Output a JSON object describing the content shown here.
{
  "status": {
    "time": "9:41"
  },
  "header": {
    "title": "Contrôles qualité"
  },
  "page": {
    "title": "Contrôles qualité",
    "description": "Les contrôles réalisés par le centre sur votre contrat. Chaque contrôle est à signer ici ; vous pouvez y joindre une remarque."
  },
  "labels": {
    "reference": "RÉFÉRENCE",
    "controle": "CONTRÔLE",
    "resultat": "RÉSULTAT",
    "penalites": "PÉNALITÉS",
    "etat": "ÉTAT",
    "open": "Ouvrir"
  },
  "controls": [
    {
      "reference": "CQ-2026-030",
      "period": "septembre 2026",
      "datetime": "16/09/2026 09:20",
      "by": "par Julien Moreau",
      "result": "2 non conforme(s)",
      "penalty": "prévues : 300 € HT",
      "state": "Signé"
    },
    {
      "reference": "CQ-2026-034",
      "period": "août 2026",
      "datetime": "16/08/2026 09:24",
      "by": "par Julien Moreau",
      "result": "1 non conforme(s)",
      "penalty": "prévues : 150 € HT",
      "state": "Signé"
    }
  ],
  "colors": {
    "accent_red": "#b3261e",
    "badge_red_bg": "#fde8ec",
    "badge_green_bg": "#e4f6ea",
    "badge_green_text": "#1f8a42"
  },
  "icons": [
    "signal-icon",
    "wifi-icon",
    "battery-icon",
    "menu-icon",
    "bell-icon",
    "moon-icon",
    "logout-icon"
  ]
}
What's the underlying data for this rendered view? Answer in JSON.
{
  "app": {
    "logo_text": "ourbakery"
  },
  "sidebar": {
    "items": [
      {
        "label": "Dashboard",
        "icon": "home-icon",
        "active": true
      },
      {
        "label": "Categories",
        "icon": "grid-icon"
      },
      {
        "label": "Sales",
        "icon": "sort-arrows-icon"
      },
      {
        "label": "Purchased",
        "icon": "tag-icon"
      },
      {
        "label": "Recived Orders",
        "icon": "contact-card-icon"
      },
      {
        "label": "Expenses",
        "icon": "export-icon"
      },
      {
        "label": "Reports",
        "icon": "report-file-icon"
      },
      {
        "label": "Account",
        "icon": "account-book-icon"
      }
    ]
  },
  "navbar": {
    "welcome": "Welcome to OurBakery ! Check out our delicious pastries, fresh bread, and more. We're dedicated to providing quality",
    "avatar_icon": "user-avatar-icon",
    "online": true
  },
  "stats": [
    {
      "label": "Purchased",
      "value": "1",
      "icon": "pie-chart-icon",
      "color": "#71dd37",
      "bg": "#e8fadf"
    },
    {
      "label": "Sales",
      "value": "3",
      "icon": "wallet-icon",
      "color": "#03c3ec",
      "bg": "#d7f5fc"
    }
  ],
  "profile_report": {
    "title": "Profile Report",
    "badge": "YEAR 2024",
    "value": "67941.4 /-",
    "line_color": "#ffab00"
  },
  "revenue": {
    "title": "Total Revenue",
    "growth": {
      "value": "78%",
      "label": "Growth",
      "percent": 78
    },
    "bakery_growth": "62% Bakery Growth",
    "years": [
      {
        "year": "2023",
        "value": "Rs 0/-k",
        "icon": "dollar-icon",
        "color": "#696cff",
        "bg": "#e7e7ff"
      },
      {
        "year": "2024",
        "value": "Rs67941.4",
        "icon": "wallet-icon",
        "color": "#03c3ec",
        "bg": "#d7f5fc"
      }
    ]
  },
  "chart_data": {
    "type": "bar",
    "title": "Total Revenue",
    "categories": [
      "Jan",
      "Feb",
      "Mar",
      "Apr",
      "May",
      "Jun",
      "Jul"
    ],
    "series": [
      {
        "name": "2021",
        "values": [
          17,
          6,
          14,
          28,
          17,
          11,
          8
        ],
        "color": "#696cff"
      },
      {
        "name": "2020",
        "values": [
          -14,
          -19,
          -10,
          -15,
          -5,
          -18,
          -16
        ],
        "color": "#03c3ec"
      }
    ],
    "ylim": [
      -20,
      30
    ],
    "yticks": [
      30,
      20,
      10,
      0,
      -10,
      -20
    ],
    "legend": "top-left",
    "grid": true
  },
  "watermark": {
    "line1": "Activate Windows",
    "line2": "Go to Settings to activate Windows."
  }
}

§ What you are asked to do
Repeat the data above, word for word.

§ The completed task
Output a JSON object describing the content shown here.
{
  "status": {
    "time": "9:41"
  },
  "header": {
    "title": "Contrôles qualité"
  },
  "page": {
    "title": "Contrôles qualité",
    "description": "Les contrôles réalisés par le centre sur votre contrat. Chaque contrôle est à signer ici ; vous pouvez y joindre une remarque."
  },
  "labels": {
    "reference": "RÉFÉRENCE",
    "controle": "CONTRÔLE",
    "resultat": "RÉSULTAT",
    "penalites": "PÉNALITÉS",
    "etat": "ÉTAT",
    "open": "Ouvrir"
  },
  "controls": [
    {
      "reference": "CQ-2026-030",
      "period": "septembre 2026",
      "datetime": "16/09/2026 09:20",
      "by": "par Julien Moreau",
      "result": "2 non conforme(s)",
      "penalty": "prévues : 300 € HT",
      "state": "Signé"
    },
    {
      "reference": "CQ-2026-034",
      "period": "août 2026",
      "datetime": "16/08/2026 09:24",
      "by": "par Julien Moreau",
      "result": "1 non conforme(s)",
      "penalty": "prévues : 150 € HT",
      "state": "Signé"
    }
  ],
  "colors": {
    "accent_red": "#b3261e",
    "badge_red_bg": "#fde8ec",
    "badge_green_bg": "#e4f6ea",
    "badge_green_text": "#1f8a42"
  },
  "icons": [
    "signal-icon",
    "wifi-icon",
    "battery-icon",
    "menu-icon",
    "bell-icon",
    "moon-icon",
    "logout-icon"
  ]
}
What's the underlying data for this rendered view? Answer in JSON.
{
  "app": {
    "logo_text": "ourbakery"
  },
  "sidebar": {
    "items": [
      {
        "label": "Dashboard",
        "icon": "home-icon",
        "active": true
      },
      {
        "label": "Categories",
        "icon": "grid-icon"
      },
      {
        "label": "Sales",
        "icon": "sort-arrows-icon"
      },
      {
        "label": "Purchased",
        "icon": "tag-icon"
      },
      {
        "label": "Recived Orders",
        "icon": "contact-card-icon"
      },
      {
        "label": "Expenses",
        "icon": "export-icon"
      },
      {
        "label": "Reports",
        "icon": "report-file-icon"
      },
      {
        "label": "Account",
        "icon": "account-book-icon"
      }
    ]
  },
  "navbar": {
    "welcome": "Welcome to OurBakery ! Check out our delicious pastries, fresh bread, and more. We're dedicated to providing quality",
    "avatar_icon": "user-avatar-icon",
    "online": true
  },
  "stats": [
    {
      "label": "Purchased",
      "value": "1",
      "icon": "pie-chart-icon",
      "color": "#71dd37",
      "bg": "#e8fadf"
    },
    {
      "label": "Sales",
      "value": "3",
      "icon": "wallet-icon",
      "color": "#03c3ec",
      "bg": "#d7f5fc"
    }
  ],
  "profile_report": {
    "title": "Profile Report",
    "badge": "YEAR 2024",
    "value": "67941.4 /-",
    "line_color": "#ffab00"
  },
  "revenue": {
    "title": "Total Revenue",
    "growth": {
      "value": "78%",
      "label": "Growth",
      "percent": 78
    },
    "bakery_growth": "62% Bakery Growth",
    "years": [
      {
        "year": "2023",
        "value": "Rs 0/-k",
        "icon": "dollar-icon",
        "color": "#696cff",
        "bg": "#e7e7ff"
      },
      {
        "year": "2024",
        "value": "Rs67941.4",
        "icon": "wallet-icon",
        "color": "#03c3ec",
        "bg": "#d7f5fc"
      }
    ]
  },
  "chart_data": {
    "type": "bar",
    "title": "Total Revenue",
    "categories": [
      "Jan",
      "Feb",
      "Mar",
      "Apr",
      "May",
      "Jun",
      "Jul"
    ],
    "series": [
      {
        "name": "2021",
        "values": [
          17,
          6,
          14,
          28,
          17,
          11,
          8
        ],
        "color": "#696cff"
      },
      {
        "name": "2020",
        "values": [
          -14,
          -19,
          -10,
          -15,
          -5,
          -18,
          -16
        ],
        "color": "#03c3ec"
      }
    ],
    "ylim": [
      -20,
      30
    ],
    "yticks": [
      30,
      20,
      10,
      0,
      -10,
      -20
    ],
    "legend": "top-left",
    "grid": true
  },
  "watermark": {
    "line1": "Activate Windows",
    "line2": "Go to Settings to activate Windows."
  }
}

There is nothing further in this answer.